Each entry should be quoted word for word, including every mark of punctuation.
** Begin **
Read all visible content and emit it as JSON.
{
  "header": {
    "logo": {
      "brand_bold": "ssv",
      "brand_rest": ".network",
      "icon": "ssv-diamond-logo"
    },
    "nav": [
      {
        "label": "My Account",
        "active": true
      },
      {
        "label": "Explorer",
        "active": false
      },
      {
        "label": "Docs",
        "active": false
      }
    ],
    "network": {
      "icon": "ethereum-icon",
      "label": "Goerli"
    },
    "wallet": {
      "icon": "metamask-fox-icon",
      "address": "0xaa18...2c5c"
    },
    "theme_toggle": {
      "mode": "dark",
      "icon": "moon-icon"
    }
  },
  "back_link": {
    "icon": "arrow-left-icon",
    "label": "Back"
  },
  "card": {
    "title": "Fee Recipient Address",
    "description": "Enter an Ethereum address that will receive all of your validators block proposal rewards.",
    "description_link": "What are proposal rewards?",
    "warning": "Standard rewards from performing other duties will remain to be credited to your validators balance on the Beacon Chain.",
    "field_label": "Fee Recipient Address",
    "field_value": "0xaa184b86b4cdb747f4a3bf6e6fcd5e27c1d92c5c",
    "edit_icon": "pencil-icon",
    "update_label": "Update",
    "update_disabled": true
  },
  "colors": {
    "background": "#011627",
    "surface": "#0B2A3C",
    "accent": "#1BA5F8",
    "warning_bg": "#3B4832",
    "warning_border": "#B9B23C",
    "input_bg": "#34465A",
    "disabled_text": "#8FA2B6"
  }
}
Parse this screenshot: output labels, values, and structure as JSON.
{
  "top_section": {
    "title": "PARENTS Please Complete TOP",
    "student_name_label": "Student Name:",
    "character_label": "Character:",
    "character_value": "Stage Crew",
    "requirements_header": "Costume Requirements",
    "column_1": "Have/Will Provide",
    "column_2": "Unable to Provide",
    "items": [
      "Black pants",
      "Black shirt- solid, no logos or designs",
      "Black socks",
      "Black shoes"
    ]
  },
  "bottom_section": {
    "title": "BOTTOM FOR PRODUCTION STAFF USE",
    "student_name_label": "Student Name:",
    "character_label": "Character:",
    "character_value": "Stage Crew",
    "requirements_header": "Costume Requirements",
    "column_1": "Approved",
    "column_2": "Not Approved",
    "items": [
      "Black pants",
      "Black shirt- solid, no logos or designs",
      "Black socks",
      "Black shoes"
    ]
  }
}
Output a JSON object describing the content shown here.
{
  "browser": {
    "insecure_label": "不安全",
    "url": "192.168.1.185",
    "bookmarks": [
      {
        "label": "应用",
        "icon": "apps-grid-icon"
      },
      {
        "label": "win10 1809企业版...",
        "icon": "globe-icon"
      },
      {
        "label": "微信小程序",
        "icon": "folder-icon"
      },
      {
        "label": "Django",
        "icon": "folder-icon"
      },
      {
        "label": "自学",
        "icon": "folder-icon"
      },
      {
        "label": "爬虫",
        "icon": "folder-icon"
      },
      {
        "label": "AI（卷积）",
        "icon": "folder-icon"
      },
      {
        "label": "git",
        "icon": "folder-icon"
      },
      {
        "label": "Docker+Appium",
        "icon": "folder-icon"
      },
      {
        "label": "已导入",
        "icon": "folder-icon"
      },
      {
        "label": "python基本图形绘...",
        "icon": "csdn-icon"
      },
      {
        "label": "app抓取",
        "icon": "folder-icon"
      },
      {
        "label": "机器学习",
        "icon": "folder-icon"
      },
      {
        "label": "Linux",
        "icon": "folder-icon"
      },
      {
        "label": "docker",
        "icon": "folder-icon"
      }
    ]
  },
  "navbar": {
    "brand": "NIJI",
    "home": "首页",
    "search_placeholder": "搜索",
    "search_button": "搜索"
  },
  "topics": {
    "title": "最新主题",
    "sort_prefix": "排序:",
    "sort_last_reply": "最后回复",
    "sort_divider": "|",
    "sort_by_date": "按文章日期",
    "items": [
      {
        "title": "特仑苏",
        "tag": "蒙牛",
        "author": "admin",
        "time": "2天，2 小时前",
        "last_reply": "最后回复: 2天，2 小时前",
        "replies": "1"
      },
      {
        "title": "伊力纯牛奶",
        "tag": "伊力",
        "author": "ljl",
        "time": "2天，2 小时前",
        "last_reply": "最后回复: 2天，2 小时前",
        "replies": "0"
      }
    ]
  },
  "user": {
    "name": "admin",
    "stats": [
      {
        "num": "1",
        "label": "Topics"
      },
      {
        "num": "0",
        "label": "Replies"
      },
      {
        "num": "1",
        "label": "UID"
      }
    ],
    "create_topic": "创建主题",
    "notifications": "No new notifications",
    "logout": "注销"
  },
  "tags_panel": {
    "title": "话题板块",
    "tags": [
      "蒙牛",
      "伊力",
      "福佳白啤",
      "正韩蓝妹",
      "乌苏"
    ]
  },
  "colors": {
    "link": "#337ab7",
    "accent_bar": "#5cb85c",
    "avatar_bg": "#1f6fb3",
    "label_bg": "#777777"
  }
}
** End **
[SOLVED EXERCISE]
Read all visible content and emit it as JSON.
{
  "header": {
    "logo": {
      "brand_bold": "ssv",
      "brand_rest": ".network",
      "icon": "ssv-diamond-logo"
    },
    "nav": [
      {
        "label": "My Account",
        "active": true
      },
      {
        "label": "Explorer",
        "active": false
      },
      {
        "label": "Docs",
        "active": false
      }
    ],
    "network": {
      "icon": "ethereum-icon",
      "label": "Goerli"
    },
    "wallet": {
      "icon": "metamask-fox-icon",
      "address": "0xaa18...2c5c"
    },
    "theme_toggle": {
      "mode": "dark",
      "icon": "moon-icon"
    }
  },
  "back_link": {
    "icon": "arrow-left-icon",
    "label": "Back"
  },
  "card": {
    "title": "Fee Recipient Address",
    "description": "Enter an Ethereum address that will receive all of your validators block proposal rewards.",
    "description_link": "What are proposal rewards?",
    "warning": "Standard rewards from performing other duties will remain to be credited to your validators balance on the Beacon Chain.",
    "field_label": "Fee Recipient Address",
    "field_value": "0xaa184b86b4cdb747f4a3bf6e6fcd5e27c1d92c5c",
    "edit_icon": "pencil-icon",
    "update_label": "Update",
    "update_disabled": true
  },
  "colors": {
    "background": "#011627",
    "surface": "#0B2A3C",
    "accent": "#1BA5F8",
    "warning_bg": "#3B4832",
    "warning_border": "#B9B23C",
    "input_bg": "#34465A",
    "disabled_text": "#8FA2B6"
  }
}
Parse this screenshot: output labels, values, and structure as JSON.
{
  "top_section": {
    "title": "PARENTS Please Complete TOP",
    "student_name_label": "Student Name:",
    "character_label": "Character:",
    "character_value": "Stage Crew",
    "requirements_header": "Costume Requirements",
    "column_1": "Have/Will Provide",
    "column_2": "Unable to Provide",
    "items": [
      "Black pants",
      "Black shirt- solid, no logos or designs",
      "Black socks",
      "Black shoes"
    ]
  },
  "bottom_section": {
    "title": "BOTTOM FOR PRODUCTION STAFF USE",
    "student_name_label": "Student Name:",
    "character_label": "Character:",
    "character_value": "Stage Crew",
    "requirements_header": "Costume Requirements",
    "column_1": "Approved",
    "column_2": "Not Approved",
    "items": [
      "Black pants",
      "Black shirt- solid, no logos or designs",
      "Black socks",
      "Black shoes"
    ]
  }
}
Output a JSON object describing the content shown here.
{
  "browser": {
    "insecure_label": "不安全",
    "url": "192.168.1.185",
    "bookmarks": [
      {
        "label": "应用",
        "icon": "apps-grid-icon"
      },
      {
        "label": "win10 1809企业版...",
        "icon": "globe-icon"
      },
      {
        "label": "微信小程序",
        "icon": "folder-icon"
      },
      {
        "label": "Django",
        "icon": "folder-icon"
      },
      {
        "label": "自学",
        "icon": "folder-icon"
      },
      {
        "label": "爬虫",
        "icon": "folder-icon"
      },
      {
        "label": "AI（卷积）",
        "icon": "folder-icon"
      },
      {
        "label": "git",
        "icon": "folder-icon"
      },
      {
        "label": "Docker+Appium",
        "icon": "folder-icon"
      },
      {
        "label": "已导入",
        "icon": "folder-icon"
      },
      {
        "label": "python基本图形绘...",
        "icon": "csdn-icon"
      },
      {
        "label": "app抓取",
        "icon": "folder-icon"
      },
      {
        "label": "机器学习",
        "icon": "folder-icon"
      },
      {
        "label": "Linux",
        "icon": "folder-icon"
      },
      {
        "label": "docker",
        "icon": "folder-icon"
      }
    ]
  },
  "navbar": {
    "brand": "NIJI",
    "home": "首页",
    "search_placeholder": "搜索",
    "search_button": "搜索"
  },
  "topics": {
    "title": "最新主题",
    "sort_prefix": "排序:",
    "sort_last_reply": "最后回复",
    "sort_divider": "|",
    "sort_by_date": "按文章日期",
    "items": [
      {
        "title": "特仑苏",
        "tag": "蒙牛",
        "author": "admin",
        "time": "2天，2 小时前",
        "last_reply": "最后回复: 2天，2 小时前",
        "replies": "1"
      },
      {
        "title": "伊力纯牛奶",
        "tag": "伊力",
        "author": "ljl",
        "time": "2天，2 小时前",
        "last_reply": "最后回复: 2天，2 小时前",
        "replies": "0"
      }
    ]
  },
  "user": {
    "name": "admin",
    "stats": [
      {
        "num": "1",
        "label": "Topics"
      },
      {
        "num": "0",
        "label": "Replies"
      },
      {
        "num": "1",
        "label": "UID"
      }
    ],
    "create_topic": "创建主题",
    "notifications": "No new notifications",
    "logout": "注销"
  },
  "tags_panel": {
    "title": "话题板块",
    "tags": [
      "蒙牛",
      "伊力",
      "福佳白啤",
      "正韩蓝妹",
      "乌苏"
    ]
  },
  "colors": {
    "link": "#337ab7",
    "accent_bar": "#5cb85c",
    "avatar_bg": "#1f6fb3",
    "label_bg": "#777777"
  }
}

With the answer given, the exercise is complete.